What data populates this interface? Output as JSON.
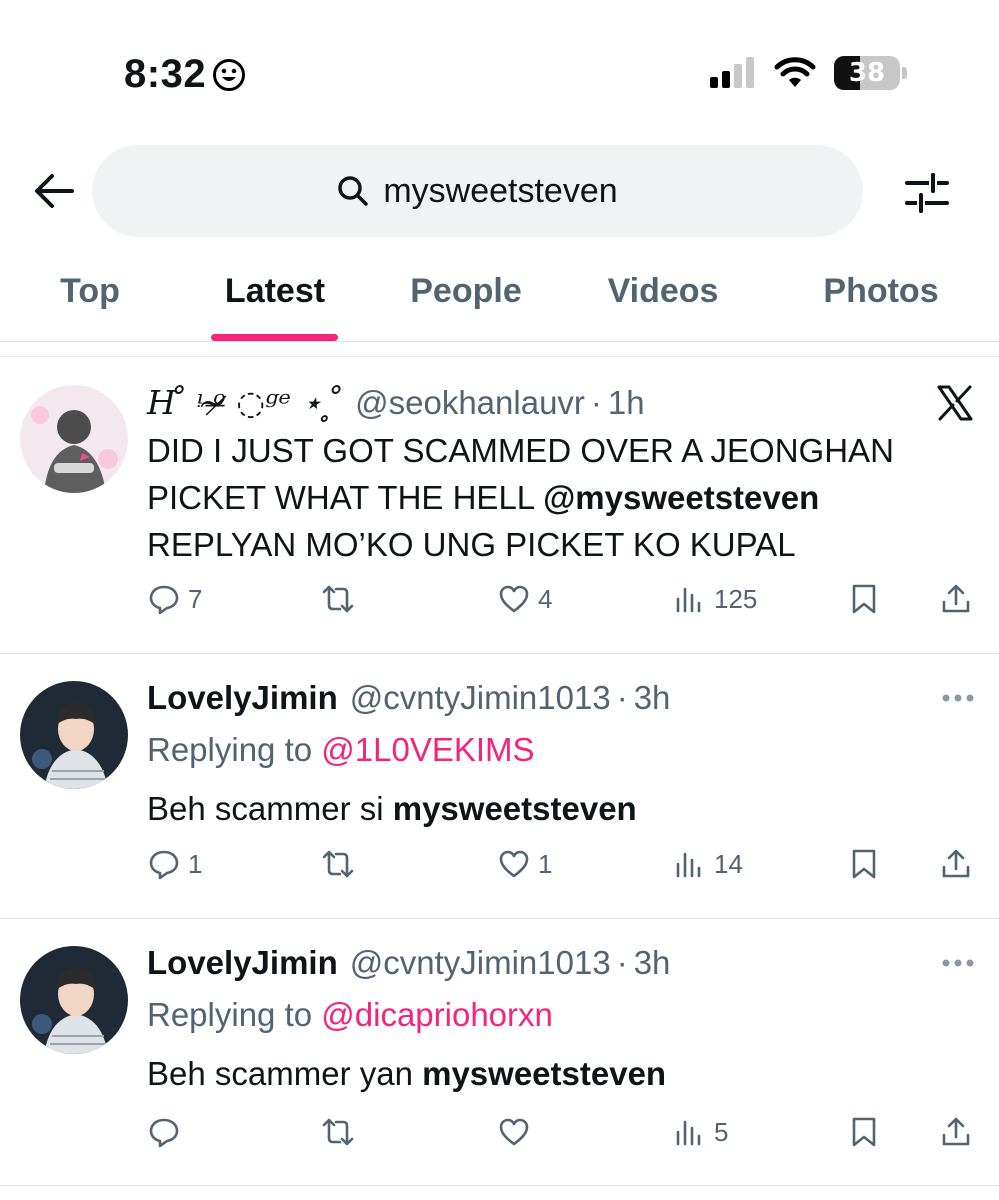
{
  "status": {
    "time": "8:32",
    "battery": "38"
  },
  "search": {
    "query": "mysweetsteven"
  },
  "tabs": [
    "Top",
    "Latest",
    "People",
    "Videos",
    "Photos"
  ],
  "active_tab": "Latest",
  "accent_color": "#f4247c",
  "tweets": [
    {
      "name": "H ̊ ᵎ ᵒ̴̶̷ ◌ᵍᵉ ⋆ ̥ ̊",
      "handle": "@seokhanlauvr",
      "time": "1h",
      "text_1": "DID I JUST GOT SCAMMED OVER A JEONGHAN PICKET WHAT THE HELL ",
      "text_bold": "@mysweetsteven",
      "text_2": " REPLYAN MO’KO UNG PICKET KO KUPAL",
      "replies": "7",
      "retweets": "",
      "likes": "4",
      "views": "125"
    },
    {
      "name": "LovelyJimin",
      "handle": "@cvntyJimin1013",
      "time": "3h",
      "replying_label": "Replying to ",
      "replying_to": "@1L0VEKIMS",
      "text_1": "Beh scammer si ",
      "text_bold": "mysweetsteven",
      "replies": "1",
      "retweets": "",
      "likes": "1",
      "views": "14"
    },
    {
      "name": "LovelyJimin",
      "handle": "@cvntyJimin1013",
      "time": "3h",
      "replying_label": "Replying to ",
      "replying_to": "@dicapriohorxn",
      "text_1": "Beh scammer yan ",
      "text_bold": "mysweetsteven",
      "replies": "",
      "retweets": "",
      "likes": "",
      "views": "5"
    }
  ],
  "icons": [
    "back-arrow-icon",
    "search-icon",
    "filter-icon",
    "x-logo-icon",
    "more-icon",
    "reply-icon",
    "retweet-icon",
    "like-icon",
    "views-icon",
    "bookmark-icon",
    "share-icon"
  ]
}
───
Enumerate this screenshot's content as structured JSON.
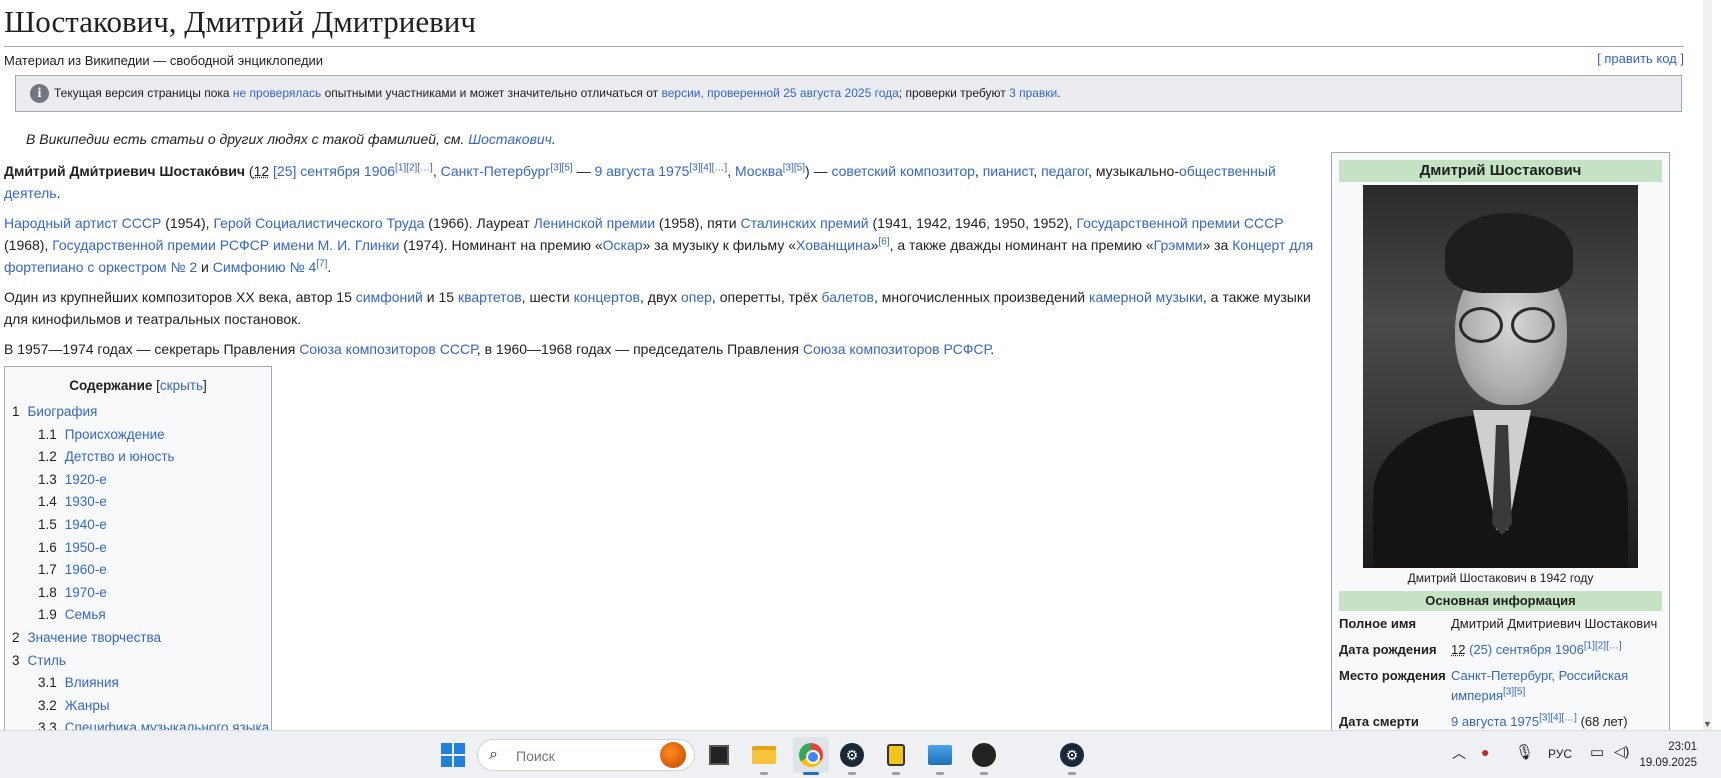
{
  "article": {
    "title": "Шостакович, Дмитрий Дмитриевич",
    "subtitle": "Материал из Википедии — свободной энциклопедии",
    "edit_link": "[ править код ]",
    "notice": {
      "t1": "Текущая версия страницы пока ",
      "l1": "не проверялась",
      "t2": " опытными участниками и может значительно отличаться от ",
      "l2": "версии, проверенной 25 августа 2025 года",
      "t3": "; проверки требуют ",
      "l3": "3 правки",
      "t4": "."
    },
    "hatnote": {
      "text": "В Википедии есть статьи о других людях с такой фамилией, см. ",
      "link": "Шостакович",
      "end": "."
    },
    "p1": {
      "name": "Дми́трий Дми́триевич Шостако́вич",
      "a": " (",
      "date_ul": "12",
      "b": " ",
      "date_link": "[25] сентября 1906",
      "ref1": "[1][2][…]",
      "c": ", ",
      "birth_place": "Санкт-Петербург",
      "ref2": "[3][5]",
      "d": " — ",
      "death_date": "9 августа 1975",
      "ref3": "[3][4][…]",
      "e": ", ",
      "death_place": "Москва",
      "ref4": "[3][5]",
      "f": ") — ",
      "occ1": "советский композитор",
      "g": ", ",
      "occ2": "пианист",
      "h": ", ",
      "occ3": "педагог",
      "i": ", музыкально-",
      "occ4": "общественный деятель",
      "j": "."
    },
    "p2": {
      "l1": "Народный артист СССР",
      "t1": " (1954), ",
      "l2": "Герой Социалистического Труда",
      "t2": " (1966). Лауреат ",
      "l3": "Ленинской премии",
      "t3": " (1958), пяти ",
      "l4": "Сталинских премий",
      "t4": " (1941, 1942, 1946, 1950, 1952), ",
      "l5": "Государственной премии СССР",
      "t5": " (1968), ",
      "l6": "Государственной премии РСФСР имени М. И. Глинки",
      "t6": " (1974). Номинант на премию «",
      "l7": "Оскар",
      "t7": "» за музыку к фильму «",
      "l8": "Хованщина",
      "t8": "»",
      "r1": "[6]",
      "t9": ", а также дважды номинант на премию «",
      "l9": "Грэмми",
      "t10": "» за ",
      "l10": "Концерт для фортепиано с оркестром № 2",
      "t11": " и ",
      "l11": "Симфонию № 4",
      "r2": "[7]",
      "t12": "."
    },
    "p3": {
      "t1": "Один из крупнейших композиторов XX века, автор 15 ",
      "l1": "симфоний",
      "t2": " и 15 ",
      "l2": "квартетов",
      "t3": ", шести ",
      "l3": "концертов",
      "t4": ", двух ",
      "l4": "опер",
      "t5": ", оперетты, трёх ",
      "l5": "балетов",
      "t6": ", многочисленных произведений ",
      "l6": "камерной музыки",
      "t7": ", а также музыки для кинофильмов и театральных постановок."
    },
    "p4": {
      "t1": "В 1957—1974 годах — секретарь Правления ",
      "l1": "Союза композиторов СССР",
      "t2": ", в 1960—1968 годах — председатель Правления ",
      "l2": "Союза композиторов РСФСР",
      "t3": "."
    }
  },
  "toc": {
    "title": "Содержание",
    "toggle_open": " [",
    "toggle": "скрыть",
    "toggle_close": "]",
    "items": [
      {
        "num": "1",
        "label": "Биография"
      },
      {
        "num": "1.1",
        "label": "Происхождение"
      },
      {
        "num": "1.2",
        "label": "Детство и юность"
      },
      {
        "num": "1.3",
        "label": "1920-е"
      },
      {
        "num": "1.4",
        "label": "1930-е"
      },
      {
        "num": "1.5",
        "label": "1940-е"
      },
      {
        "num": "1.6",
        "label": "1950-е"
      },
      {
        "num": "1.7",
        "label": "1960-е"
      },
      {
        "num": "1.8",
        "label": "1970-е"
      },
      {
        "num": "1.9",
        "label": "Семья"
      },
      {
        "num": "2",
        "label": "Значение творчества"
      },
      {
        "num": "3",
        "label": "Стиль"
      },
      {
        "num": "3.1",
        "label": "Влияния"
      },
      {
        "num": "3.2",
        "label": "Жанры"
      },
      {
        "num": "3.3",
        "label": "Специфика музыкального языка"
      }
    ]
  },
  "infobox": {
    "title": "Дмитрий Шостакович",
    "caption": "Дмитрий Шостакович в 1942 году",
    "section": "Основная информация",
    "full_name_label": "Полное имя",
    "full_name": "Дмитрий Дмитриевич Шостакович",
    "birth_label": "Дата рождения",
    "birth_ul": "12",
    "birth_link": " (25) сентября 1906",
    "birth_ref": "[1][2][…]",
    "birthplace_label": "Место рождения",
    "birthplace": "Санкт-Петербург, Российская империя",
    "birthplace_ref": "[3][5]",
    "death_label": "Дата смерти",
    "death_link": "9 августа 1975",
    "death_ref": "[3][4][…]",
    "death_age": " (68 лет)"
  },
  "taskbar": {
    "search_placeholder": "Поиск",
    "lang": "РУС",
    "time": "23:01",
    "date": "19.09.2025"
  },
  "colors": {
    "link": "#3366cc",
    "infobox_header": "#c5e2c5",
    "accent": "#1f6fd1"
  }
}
───
Filter out every line that lacks the word "Дмитрий", and copy the rest.

    "title": "Шостакович, Дмитрий Дмитриевич",
    "title": "Дмитрий Шостакович",
    "caption": "Дмитрий Шостакович в 1942 году",
    "full_name": "Дмитрий Дмитриевич Шостакович",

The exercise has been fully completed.